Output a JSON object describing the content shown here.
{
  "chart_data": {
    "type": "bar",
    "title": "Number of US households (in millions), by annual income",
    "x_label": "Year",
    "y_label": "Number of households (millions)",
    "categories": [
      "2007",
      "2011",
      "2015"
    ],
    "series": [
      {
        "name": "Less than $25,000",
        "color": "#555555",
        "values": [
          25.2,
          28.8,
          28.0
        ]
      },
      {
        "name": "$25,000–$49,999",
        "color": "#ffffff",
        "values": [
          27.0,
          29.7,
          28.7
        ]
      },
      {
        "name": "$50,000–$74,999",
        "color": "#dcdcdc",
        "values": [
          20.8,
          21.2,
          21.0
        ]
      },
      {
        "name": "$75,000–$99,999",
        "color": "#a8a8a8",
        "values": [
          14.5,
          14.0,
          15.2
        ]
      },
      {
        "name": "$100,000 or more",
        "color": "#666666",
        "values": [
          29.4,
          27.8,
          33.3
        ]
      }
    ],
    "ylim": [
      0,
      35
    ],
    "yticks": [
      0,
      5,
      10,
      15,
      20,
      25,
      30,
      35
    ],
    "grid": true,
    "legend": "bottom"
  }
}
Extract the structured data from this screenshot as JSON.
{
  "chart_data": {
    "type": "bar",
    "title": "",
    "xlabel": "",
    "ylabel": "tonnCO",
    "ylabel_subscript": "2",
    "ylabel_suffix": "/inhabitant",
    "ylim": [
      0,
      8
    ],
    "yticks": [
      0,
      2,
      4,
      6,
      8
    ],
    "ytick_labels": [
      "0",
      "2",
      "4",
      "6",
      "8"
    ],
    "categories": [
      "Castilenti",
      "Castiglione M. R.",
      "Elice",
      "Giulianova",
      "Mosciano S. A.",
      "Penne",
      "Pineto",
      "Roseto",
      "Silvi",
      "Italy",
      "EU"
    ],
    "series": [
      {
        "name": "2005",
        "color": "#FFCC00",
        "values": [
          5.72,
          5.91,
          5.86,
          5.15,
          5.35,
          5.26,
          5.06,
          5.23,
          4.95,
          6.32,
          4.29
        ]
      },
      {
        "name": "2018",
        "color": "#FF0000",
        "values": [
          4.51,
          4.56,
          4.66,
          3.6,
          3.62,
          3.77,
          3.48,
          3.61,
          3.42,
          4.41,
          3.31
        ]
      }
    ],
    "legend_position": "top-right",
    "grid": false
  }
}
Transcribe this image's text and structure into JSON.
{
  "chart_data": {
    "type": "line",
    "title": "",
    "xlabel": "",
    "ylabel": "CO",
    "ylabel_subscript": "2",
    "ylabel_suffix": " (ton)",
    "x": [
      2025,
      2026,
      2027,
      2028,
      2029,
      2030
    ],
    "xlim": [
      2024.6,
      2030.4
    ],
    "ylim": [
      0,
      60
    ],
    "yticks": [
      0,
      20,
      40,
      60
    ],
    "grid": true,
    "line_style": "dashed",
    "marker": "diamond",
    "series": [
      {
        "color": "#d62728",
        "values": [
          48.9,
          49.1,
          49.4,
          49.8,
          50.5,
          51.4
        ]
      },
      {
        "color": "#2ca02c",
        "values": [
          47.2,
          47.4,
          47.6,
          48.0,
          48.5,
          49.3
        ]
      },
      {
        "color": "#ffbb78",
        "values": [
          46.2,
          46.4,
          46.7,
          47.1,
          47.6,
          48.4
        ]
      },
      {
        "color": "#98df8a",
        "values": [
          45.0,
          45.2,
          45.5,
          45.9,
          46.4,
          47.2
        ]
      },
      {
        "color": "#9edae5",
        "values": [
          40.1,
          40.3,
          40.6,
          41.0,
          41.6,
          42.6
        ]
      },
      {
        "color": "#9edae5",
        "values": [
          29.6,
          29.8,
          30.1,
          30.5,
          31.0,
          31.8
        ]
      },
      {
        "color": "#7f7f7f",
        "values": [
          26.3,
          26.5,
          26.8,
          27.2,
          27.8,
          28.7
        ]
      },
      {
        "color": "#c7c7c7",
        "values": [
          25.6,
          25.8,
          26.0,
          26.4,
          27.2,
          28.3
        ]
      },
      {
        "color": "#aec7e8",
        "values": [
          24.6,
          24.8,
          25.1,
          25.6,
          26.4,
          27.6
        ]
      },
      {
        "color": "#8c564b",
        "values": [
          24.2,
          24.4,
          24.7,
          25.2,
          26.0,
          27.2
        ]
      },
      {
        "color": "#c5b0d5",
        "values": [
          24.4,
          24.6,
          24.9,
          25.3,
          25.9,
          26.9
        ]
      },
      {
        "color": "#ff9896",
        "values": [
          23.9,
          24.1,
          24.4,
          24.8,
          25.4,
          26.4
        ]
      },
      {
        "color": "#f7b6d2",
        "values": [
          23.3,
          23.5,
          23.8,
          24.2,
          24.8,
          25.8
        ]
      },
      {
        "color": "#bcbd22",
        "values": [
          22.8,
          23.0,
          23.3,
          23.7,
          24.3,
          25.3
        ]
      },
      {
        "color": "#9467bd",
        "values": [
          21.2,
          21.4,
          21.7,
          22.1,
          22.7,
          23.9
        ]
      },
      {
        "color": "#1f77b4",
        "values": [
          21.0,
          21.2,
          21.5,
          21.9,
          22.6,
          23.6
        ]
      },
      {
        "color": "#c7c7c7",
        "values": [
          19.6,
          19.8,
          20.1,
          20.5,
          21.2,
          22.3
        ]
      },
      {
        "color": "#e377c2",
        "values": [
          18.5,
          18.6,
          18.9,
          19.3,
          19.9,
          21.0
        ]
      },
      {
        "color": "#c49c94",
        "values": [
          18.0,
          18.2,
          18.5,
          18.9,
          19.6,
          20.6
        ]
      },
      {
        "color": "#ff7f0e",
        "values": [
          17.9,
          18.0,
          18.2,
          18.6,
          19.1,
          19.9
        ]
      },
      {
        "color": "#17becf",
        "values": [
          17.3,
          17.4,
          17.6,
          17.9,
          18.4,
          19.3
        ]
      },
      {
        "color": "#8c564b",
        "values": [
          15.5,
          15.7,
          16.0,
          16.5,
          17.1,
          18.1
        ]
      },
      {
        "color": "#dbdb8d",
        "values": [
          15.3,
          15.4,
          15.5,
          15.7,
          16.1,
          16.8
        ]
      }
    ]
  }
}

•••

§ Requirements
Transcribe the material above word for word.

§ Output for this exercise
Output a JSON object describing the content shown here.
{
  "chart_data": {
    "type": "bar",
    "title": "Number of US households (in millions), by annual income",
    "x_label": "Year",
    "y_label": "Number of households (millions)",
    "categories": [
      "2007",
      "2011",
      "2015"
    ],
    "series": [
      {
        "name": "Less than $25,000",
        "color": "#555555",
        "values": [
          25.2,
          28.8,
          28.0
        ]
      },
      {
        "name": "$25,000–$49,999",
        "color": "#ffffff",
        "values": [
          27.0,
          29.7,
          28.7
        ]
      },
      {
        "name": "$50,000–$74,999",
        "color": "#dcdcdc",
        "values": [
          20.8,
          21.2,
          21.0
        ]
      },
      {
        "name": "$75,000–$99,999",
        "color": "#a8a8a8",
        "values": [
          14.5,
          14.0,
          15.2
        ]
      },
      {
        "name": "$100,000 or more",
        "color": "#666666",
        "values": [
          29.4,
          27.8,
          33.3
        ]
      }
    ],
    "ylim": [
      0,
      35
    ],
    "yticks": [
      0,
      5,
      10,
      15,
      20,
      25,
      30,
      35
    ],
    "grid": true,
    "legend": "bottom"
  }
}
Extract the structured data from this screenshot as JSON.
{
  "chart_data": {
    "type": "bar",
    "title": "",
    "xlabel": "",
    "ylabel": "tonnCO",
    "ylabel_subscript": "2",
    "ylabel_suffix": "/inhabitant",
    "ylim": [
      0,
      8
    ],
    "yticks": [
      0,
      2,
      4,
      6,
      8
    ],
    "ytick_labels": [
      "0",
      "2",
      "4",
      "6",
      "8"
    ],
    "categories": [
      "Castilenti",
      "Castiglione M. R.",
      "Elice",
      "Giulianova",
      "Mosciano S. A.",
      "Penne",
      "Pineto",
      "Roseto",
      "Silvi",
      "Italy",
      "EU"
    ],
    "series": [
      {
        "name": "2005",
        "color": "#FFCC00",
        "values": [
          5.72,
          5.91,
          5.86,
          5.15,
          5.35,
          5.26,
          5.06,
          5.23,
          4.95,
          6.32,
          4.29
        ]
      },
      {
        "name": "2018",
        "color": "#FF0000",
        "values": [
          4.51,
          4.56,
          4.66,
          3.6,
          3.62,
          3.77,
          3.48,
          3.61,
          3.42,
          4.41,
          3.31
        ]
      }
    ],
    "legend_position": "top-right",
    "grid": false
  }
}
Transcribe this image's text and structure into JSON.
{
  "chart_data": {
    "type": "line",
    "title": "",
    "xlabel": "",
    "ylabel": "CO",
    "ylabel_subscript": "2",
    "ylabel_suffix": " (ton)",
    "x": [
      2025,
      2026,
      2027,
      2028,
      2029,
      2030
    ],
    "xlim": [
      2024.6,
      2030.4
    ],
    "ylim": [
      0,
      60
    ],
    "yticks": [
      0,
      20,
      40,
      60
    ],
    "grid": true,
    "line_style": "dashed",
    "marker": "diamond",
    "series": [
      {
        "color": "#d62728",
        "values": [
          48.9,
          49.1,
          49.4,
          49.8,
          50.5,
          51.4
        ]
      },
      {
        "color": "#2ca02c",
        "values": [
          47.2,
          47.4,
          47.6,
          48.0,
          48.5,
          49.3
        ]
      },
      {
        "color": "#ffbb78",
        "values": [
          46.2,
          46.4,
          46.7,
          47.1,
          47.6,
          48.4
        ]
      },
      {
        "color": "#98df8a",
        "values": [
          45.0,
          45.2,
          45.5,
          45.9,
          46.4,
          47.2
        ]
      },
      {
        "color": "#9edae5",
        "values": [
          40.1,
          40.3,
          40.6,
          41.0,
          41.6,
          42.6
        ]
      },
      {
        "color": "#9edae5",
        "values": [
          29.6,
          29.8,
          30.1,
          30.5,
          31.0,
          31.8
        ]
      },
      {
        "color": "#7f7f7f",
        "values": [
          26.3,
          26.5,
          26.8,
          27.2,
          27.8,
          28.7
        ]
      },
      {
        "color": "#c7c7c7",
        "values": [
          25.6,
          25.8,
          26.0,
          26.4,
          27.2,
          28.3
        ]
      },
      {
        "color": "#aec7e8",
        "values": [
          24.6,
          24.8,
          25.1,
          25.6,
          26.4,
          27.6
        ]
      },
      {
        "color": "#8c564b",
        "values": [
          24.2,
          24.4,
          24.7,
          25.2,
          26.0,
          27.2
        ]
      },
      {
        "color": "#c5b0d5",
        "values": [
          24.4,
          24.6,
          24.9,
          25.3,
          25.9,
          26.9
        ]
      },
      {
        "color": "#ff9896",
        "values": [
          23.9,
          24.1,
          24.4,
          24.8,
          25.4,
          26.4
        ]
      },
      {
        "color": "#f7b6d2",
        "values": [
          23.3,
          23.5,
          23.8,
          24.2,
          24.8,
          25.8
        ]
      },
      {
        "color": "#bcbd22",
        "values": [
          22.8,
          23.0,
          23.3,
          23.7,
          24.3,
          25.3
        ]
      },
      {
        "color": "#9467bd",
        "values": [
          21.2,
          21.4,
          21.7,
          22.1,
          22.7,
          23.9
        ]
      },
      {
        "color": "#1f77b4",
        "values": [
          21.0,
          21.2,
          21.5,
          21.9,
          22.6,
          23.6
        ]
      },
      {
        "color": "#c7c7c7",
        "values": [
          19.6,
          19.8,
          20.1,
          20.5,
          21.2,
          22.3
        ]
      },
      {
        "color": "#e377c2",
        "values": [
          18.5,
          18.6,
          18.9,
          19.3,
          19.9,
          21.0
        ]
      },
      {
        "color": "#c49c94",
        "values": [
          18.0,
          18.2,
          18.5,
          18.9,
          19.6,
          20.6
        ]
      },
      {
        "color": "#ff7f0e",
        "values": [
          17.9,
          18.0,
          18.2,
          18.6,
          19.1,
          19.9
        ]
      },
      {
        "color": "#17becf",
        "values": [
          17.3,
          17.4,
          17.6,
          17.9,
          18.4,
          19.3
        ]
      },
      {
        "color": "#8c564b",
        "values": [
          15.5,
          15.7,
          16.0,
          16.5,
          17.1,
          18.1
        ]
      },
      {
        "color": "#dbdb8d",
        "values": [
          15.3,
          15.4,
          15.5,
          15.7,
          16.1,
          16.8
        ]
      }
    ]
  }
}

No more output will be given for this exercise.